→ **Extracted data entries**:
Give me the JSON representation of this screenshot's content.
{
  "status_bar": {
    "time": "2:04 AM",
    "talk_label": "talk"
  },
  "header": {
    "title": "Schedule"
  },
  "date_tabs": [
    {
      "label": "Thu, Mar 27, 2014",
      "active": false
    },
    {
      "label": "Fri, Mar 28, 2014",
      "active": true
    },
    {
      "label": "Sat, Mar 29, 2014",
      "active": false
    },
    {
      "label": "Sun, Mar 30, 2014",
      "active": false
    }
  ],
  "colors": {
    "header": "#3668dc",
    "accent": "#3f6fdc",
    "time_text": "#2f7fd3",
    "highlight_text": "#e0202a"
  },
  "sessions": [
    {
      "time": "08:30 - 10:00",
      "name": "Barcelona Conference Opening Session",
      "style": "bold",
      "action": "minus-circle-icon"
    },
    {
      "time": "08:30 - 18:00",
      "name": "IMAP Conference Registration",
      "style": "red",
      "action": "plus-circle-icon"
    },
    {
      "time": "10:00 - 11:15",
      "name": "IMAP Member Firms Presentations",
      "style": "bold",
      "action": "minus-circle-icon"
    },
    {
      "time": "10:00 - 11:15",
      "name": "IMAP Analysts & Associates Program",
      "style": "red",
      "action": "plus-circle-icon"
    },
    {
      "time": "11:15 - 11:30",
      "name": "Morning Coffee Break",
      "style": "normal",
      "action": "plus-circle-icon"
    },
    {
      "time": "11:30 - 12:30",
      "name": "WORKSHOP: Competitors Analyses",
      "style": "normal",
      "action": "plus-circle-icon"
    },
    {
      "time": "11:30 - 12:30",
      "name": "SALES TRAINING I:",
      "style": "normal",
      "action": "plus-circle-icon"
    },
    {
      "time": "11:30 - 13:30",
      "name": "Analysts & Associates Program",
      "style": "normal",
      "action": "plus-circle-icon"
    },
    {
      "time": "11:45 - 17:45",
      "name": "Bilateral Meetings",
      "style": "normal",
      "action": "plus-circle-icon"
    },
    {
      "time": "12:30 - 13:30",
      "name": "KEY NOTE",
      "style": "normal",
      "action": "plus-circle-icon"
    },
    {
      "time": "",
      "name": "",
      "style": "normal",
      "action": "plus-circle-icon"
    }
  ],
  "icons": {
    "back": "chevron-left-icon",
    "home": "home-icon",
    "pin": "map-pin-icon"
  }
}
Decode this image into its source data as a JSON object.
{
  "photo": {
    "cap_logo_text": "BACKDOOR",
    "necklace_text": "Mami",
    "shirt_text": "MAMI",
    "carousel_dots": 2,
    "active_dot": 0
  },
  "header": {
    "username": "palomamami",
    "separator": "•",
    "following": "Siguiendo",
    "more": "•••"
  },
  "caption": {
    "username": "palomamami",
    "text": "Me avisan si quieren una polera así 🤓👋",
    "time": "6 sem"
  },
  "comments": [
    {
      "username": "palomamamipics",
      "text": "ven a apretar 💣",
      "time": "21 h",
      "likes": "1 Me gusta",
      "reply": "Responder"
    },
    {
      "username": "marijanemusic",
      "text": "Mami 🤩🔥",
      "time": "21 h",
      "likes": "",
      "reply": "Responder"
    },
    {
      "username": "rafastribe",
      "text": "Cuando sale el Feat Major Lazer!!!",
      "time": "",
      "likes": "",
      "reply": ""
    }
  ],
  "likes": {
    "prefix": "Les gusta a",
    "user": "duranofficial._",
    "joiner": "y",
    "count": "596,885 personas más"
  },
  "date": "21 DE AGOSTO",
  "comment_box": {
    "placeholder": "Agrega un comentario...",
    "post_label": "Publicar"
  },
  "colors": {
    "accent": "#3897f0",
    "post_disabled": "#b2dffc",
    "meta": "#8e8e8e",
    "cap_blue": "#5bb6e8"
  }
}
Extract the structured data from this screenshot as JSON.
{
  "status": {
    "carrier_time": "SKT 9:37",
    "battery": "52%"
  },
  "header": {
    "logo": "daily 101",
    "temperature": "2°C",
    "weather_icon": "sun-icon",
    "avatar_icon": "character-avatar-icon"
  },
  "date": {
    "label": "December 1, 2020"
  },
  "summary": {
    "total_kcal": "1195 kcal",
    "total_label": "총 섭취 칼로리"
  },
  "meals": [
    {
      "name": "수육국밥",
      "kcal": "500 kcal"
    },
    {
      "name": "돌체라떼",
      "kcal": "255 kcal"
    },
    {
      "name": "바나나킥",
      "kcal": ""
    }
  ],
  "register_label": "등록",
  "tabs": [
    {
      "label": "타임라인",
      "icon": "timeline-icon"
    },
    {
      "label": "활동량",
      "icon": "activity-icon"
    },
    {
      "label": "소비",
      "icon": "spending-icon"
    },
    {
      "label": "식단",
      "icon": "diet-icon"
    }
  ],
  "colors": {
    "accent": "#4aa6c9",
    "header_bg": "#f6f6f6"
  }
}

→ **Set task**: Repeat the records exactly, including every line.

→ **Task solution**:
Give me the JSON representation of this screenshot's content.
{
  "status_bar": {
    "time": "2:04 AM",
    "talk_label": "talk"
  },
  "header": {
    "title": "Schedule"
  },
  "date_tabs": [
    {
      "label": "Thu, Mar 27, 2014",
      "active": false
    },
    {
      "label": "Fri, Mar 28, 2014",
      "active": true
    },
    {
      "label": "Sat, Mar 29, 2014",
      "active": false
    },
    {
      "label": "Sun, Mar 30, 2014",
      "active": false
    }
  ],
  "colors": {
    "header": "#3668dc",
    "accent": "#3f6fdc",
    "time_text": "#2f7fd3",
    "highlight_text": "#e0202a"
  },
  "sessions": [
    {
      "time": "08:30 - 10:00",
      "name": "Barcelona Conference Opening Session",
      "style": "bold",
      "action": "minus-circle-icon"
    },
    {
      "time": "08:30 - 18:00",
      "name": "IMAP Conference Registration",
      "style": "red",
      "action": "plus-circle-icon"
    },
    {
      "time": "10:00 - 11:15",
      "name": "IMAP Member Firms Presentations",
      "style": "bold",
      "action": "minus-circle-icon"
    },
    {
      "time": "10:00 - 11:15",
      "name": "IMAP Analysts & Associates Program",
      "style": "red",
      "action": "plus-circle-icon"
    },
    {
      "time": "11:15 - 11:30",
      "name": "Morning Coffee Break",
      "style": "normal",
      "action": "plus-circle-icon"
    },
    {
      "time": "11:30 - 12:30",
      "name": "WORKSHOP: Competitors Analyses",
      "style": "normal",
      "action": "plus-circle-icon"
    },
    {
      "time": "11:30 - 12:30",
      "name": "SALES TRAINING I:",
      "style": "normal",
      "action": "plus-circle-icon"
    },
    {
      "time": "11:30 - 13:30",
      "name": "Analysts & Associates Program",
      "style": "normal",
      "action": "plus-circle-icon"
    },
    {
      "time": "11:45 - 17:45",
      "name": "Bilateral Meetings",
      "style": "normal",
      "action": "plus-circle-icon"
    },
    {
      "time": "12:30 - 13:30",
      "name": "KEY NOTE",
      "style": "normal",
      "action": "plus-circle-icon"
    },
    {
      "time": "",
      "name": "",
      "style": "normal",
      "action": "plus-circle-icon"
    }
  ],
  "icons": {
    "back": "chevron-left-icon",
    "home": "home-icon",
    "pin": "map-pin-icon"
  }
}
Decode this image into its source data as a JSON object.
{
  "photo": {
    "cap_logo_text": "BACKDOOR",
    "necklace_text": "Mami",
    "shirt_text": "MAMI",
    "carousel_dots": 2,
    "active_dot": 0
  },
  "header": {
    "username": "palomamami",
    "separator": "•",
    "following": "Siguiendo",
    "more": "•••"
  },
  "caption": {
    "username": "palomamami",
    "text": "Me avisan si quieren una polera así 🤓👋",
    "time": "6 sem"
  },
  "comments": [
    {
      "username": "palomamamipics",
      "text": "ven a apretar 💣",
      "time": "21 h",
      "likes": "1 Me gusta",
      "reply": "Responder"
    },
    {
      "username": "marijanemusic",
      "text": "Mami 🤩🔥",
      "time": "21 h",
      "likes": "",
      "reply": "Responder"
    },
    {
      "username": "rafastribe",
      "text": "Cuando sale el Feat Major Lazer!!!",
      "time": "",
      "likes": "",
      "reply": ""
    }
  ],
  "likes": {
    "prefix": "Les gusta a",
    "user": "duranofficial._",
    "joiner": "y",
    "count": "596,885 personas más"
  },
  "date": "21 DE AGOSTO",
  "comment_box": {
    "placeholder": "Agrega un comentario...",
    "post_label": "Publicar"
  },
  "colors": {
    "accent": "#3897f0",
    "post_disabled": "#b2dffc",
    "meta": "#8e8e8e",
    "cap_blue": "#5bb6e8"
  }
}
Extract the structured data from this screenshot as JSON.
{
  "status": {
    "carrier_time": "SKT 9:37",
    "battery": "52%"
  },
  "header": {
    "logo": "daily 101",
    "temperature": "2°C",
    "weather_icon": "sun-icon",
    "avatar_icon": "character-avatar-icon"
  },
  "date": {
    "label": "December 1, 2020"
  },
  "summary": {
    "total_kcal": "1195 kcal",
    "total_label": "총 섭취 칼로리"
  },
  "meals": [
    {
      "name": "수육국밥",
      "kcal": "500 kcal"
    },
    {
      "name": "돌체라떼",
      "kcal": "255 kcal"
    },
    {
      "name": "바나나킥",
      "kcal": ""
    }
  ],
  "register_label": "등록",
  "tabs": [
    {
      "label": "타임라인",
      "icon": "timeline-icon"
    },
    {
      "label": "활동량",
      "icon": "activity-icon"
    },
    {
      "label": "소비",
      "icon": "spending-icon"
    },
    {
      "label": "식단",
      "icon": "diet-icon"
    }
  ],
  "colors": {
    "accent": "#4aa6c9",
    "header_bg": "#f6f6f6"
  }
}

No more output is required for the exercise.